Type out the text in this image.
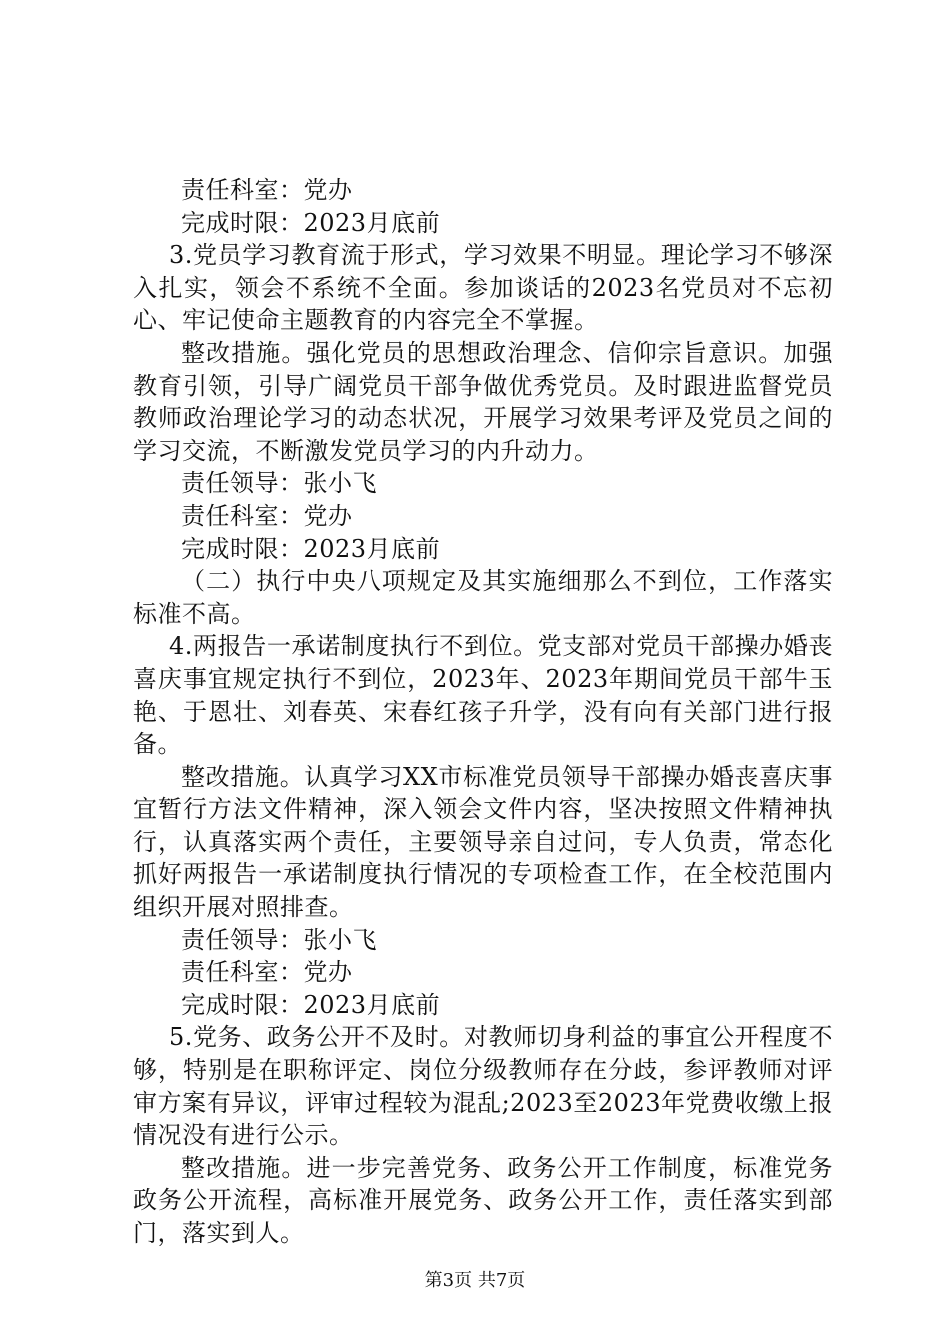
责任科室：党办

完成时限：2023月底前

3.党员学习教育流于形式，学习效果不明显。理论学习不够深入扎实，领会不系统不全面。参加谈话的2023名党员对不忘初心、牢记使命主题教育的内容完全不掌握。

整改措施。强化党员的思想政治理念、信仰宗旨意识。加强教育引领，引导广阔党员干部争做优秀党员。及时跟进监督党员教师政治理论学习的动态状况，开展学习效果考评及党员之间的学习交流，不断激发党员学习的内升动力。

责任领导：张小飞

责任科室：党办

完成时限：2023月底前

（二）执行中央八项规定及其实施细那么不到位，工作落实标准不高。

4.两报告一承诺制度执行不到位。党支部对党员干部操办婚丧喜庆事宜规定执行不到位，2023年、2023年期间党员干部牛玉艳、于恩壮、刘春英、宋春红孩子升学，没有向有关部门进行报备。

整改措施。认真学习XX市标准党员领导干部操办婚丧喜庆事宜暂行方法文件精神，深入领会文件内容，坚决按照文件精神执行，认真落实两个责任，主要领导亲自过问，专人负责，常态化抓好两报告一承诺制度执行情况的专项检查工作，在全校范围内组织开展对照排查。

责任领导：张小飞

责任科室：党办

完成时限：2023月底前

5.党务、政务公开不及时。对教师切身利益的事宜公开程度不够，特别是在职称评定、岗位分级教师存在分歧，参评教师对评审方案有异议，评审过程较为混乱;2023至2023年党费收缴上报情况没有进行公示。

整改措施。进一步完善党务、政务公开工作制度，标准党务政务公开流程，高标准开展党务、政务公开工作，责任落实到部门，落实到人。

第3页 共7页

What this task involves:
Pictures are not part of the copy; reproduce everything else in the records exactly.

Task result:
Type out the text in this image.
责任科室：党办

完成时限：2023月底前

3.党员学习教育流于形式，学习效果不明显。理论学习不够深入扎实，领会不系统不全面。参加谈话的2023名党员对不忘初心、牢记使命主题教育的内容完全不掌握。

整改措施。强化党员的思想政治理念、信仰宗旨意识。加强教育引领，引导广阔党员干部争做优秀党员。及时跟进监督党员教师政治理论学习的动态状况，开展学习效果考评及党员之间的学习交流，不断激发党员学习的内升动力。

责任领导：张小飞

责任科室：党办

完成时限：2023月底前

（二）执行中央八项规定及其实施细那么不到位，工作落实标准不高。

4.两报告一承诺制度执行不到位。党支部对党员干部操办婚丧喜庆事宜规定执行不到位，2023年、2023年期间党员干部牛玉艳、于恩壮、刘春英、宋春红孩子升学，没有向有关部门进行报备。

整改措施。认真学习XX市标准党员领导干部操办婚丧喜庆事宜暂行方法文件精神，深入领会文件内容，坚决按照文件精神执行，认真落实两个责任，主要领导亲自过问，专人负责，常态化抓好两报告一承诺制度执行情况的专项检查工作，在全校范围内组织开展对照排查。

责任领导：张小飞

责任科室：党办

完成时限：2023月底前

5.党务、政务公开不及时。对教师切身利益的事宜公开程度不够，特别是在职称评定、岗位分级教师存在分歧，参评教师对评审方案有异议，评审过程较为混乱;2023至2023年党费收缴上报情况没有进行公示。

整改措施。进一步完善党务、政务公开工作制度，标准党务政务公开流程，高标准开展党务、政务公开工作，责任落实到部门，落实到人。

第3页 共7页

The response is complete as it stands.